Records for processing -
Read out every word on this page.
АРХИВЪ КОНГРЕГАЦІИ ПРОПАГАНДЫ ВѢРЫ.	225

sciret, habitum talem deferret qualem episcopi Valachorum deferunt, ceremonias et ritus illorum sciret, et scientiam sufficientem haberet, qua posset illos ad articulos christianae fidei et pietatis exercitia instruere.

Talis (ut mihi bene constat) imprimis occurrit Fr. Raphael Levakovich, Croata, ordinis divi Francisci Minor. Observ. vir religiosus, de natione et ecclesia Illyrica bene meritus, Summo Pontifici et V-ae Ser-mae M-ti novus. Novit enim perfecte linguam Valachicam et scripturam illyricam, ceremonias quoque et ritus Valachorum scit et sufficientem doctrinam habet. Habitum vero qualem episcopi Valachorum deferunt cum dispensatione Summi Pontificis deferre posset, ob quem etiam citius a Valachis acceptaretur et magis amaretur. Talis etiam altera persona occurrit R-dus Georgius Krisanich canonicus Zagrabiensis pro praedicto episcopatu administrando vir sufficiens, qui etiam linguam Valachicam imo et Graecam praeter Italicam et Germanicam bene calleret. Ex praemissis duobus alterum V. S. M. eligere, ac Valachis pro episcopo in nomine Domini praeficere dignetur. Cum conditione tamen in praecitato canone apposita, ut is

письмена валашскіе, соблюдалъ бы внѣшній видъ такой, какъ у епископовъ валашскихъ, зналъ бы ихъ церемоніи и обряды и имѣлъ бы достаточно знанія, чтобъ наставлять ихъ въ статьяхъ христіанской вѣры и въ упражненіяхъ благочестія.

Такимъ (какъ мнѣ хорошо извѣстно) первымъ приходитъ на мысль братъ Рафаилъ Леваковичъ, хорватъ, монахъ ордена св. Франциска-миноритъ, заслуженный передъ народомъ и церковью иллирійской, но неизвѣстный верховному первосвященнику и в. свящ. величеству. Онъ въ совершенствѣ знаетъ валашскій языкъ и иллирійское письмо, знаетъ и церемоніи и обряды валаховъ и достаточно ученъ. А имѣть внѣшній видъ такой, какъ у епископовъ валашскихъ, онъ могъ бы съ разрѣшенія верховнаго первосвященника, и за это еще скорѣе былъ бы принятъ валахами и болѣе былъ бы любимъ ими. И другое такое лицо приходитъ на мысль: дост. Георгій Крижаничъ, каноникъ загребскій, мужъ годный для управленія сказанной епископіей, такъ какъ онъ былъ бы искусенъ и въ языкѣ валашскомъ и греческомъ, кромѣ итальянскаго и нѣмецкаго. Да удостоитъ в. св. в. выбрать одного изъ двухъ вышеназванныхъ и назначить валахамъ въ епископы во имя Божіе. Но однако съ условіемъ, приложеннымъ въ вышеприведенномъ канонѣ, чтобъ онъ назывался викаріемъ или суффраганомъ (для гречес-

Goal of the exercise - Every record above needs to be repeated word for word.

Reply -
Read out every word on this page.
АРХИВЪ КОНГРЕГАЦІИ ПРОПАГАНДЫ ВѢРЫ.	225

sciret, habitum talem deferret qualem episcopi Valachorum deferunt, ceremonias et ritus illorum sciret, et scientiam sufficientem haberet, qua posset illos ad articulos christianae fidei et pietatis exercitia instruere.

Talis (ut mihi bene constat) imprimis occurrit Fr. Raphael Levakovich, Croata, ordinis divi Francisci Minor. Observ. vir religiosus, de natione et ecclesia Illyrica bene meritus, Summo Pontifici et V-ae Ser-mae M-ti novus. Novit enim perfecte linguam Valachicam et scripturam illyricam, ceremonias quoque et ritus Valachorum scit et sufficientem doctrinam habet. Habitum vero qualem episcopi Valachorum deferunt cum dispensatione Summi Pontificis deferre posset, ob quem etiam citius a Valachis acceptaretur et magis amaretur. Talis etiam altera persona occurrit R-dus Georgius Krisanich canonicus Zagrabiensis pro praedicto episcopatu administrando vir sufficiens, qui etiam linguam Valachicam imo et Graecam praeter Italicam et Germanicam bene calleret. Ex praemissis duobus alterum V. S. M. eligere, ac Valachis pro episcopo in nomine Domini praeficere dignetur. Cum conditione tamen in praecitato canone apposita, ut is

письмена валашскіе, соблюдалъ бы внѣшній видъ такой, какъ у епископовъ валашскихъ, зналъ бы ихъ церемоніи и обряды и имѣлъ бы достаточно знанія, чтобъ наставлять ихъ въ статьяхъ христіанской вѣры и въ упражненіяхъ благочестія.

Такимъ (какъ мнѣ хорошо извѣстно) первымъ приходитъ на мысль братъ Рафаилъ Леваковичъ, хорватъ, монахъ ордена св. Франциска-миноритъ, заслуженный передъ народомъ и церковью иллирійской, но неизвѣстный верховному первосвященнику и в. свящ. величеству. Онъ въ совершенствѣ знаетъ валашскій языкъ и иллирійское письмо, знаетъ и церемоніи и обряды валаховъ и достаточно ученъ. А имѣть внѣшній видъ такой, какъ у епископовъ валашскихъ, онъ могъ бы съ разрѣшенія верховнаго первосвященника, и за это еще скорѣе былъ бы принятъ валахами и болѣе былъ бы любимъ ими. И другое такое лицо приходитъ на мысль: дост. Георгій Крижаничъ, каноникъ загребскій, мужъ годный для управленія сказанной епископіей, такъ какъ онъ былъ бы искусенъ и въ языкѣ валашскомъ и греческомъ, кромѣ итальянскаго и нѣмецкаго. Да удостоитъ в. св. в. выбрать одного изъ двухъ вышеназванныхъ и назначить валахамъ въ епископы во имя Божіе. Но однако съ условіемъ, приложеннымъ въ вышеприведенномъ канонѣ, чтобъ онъ назывался викаріемъ или суффраганомъ (для гречес-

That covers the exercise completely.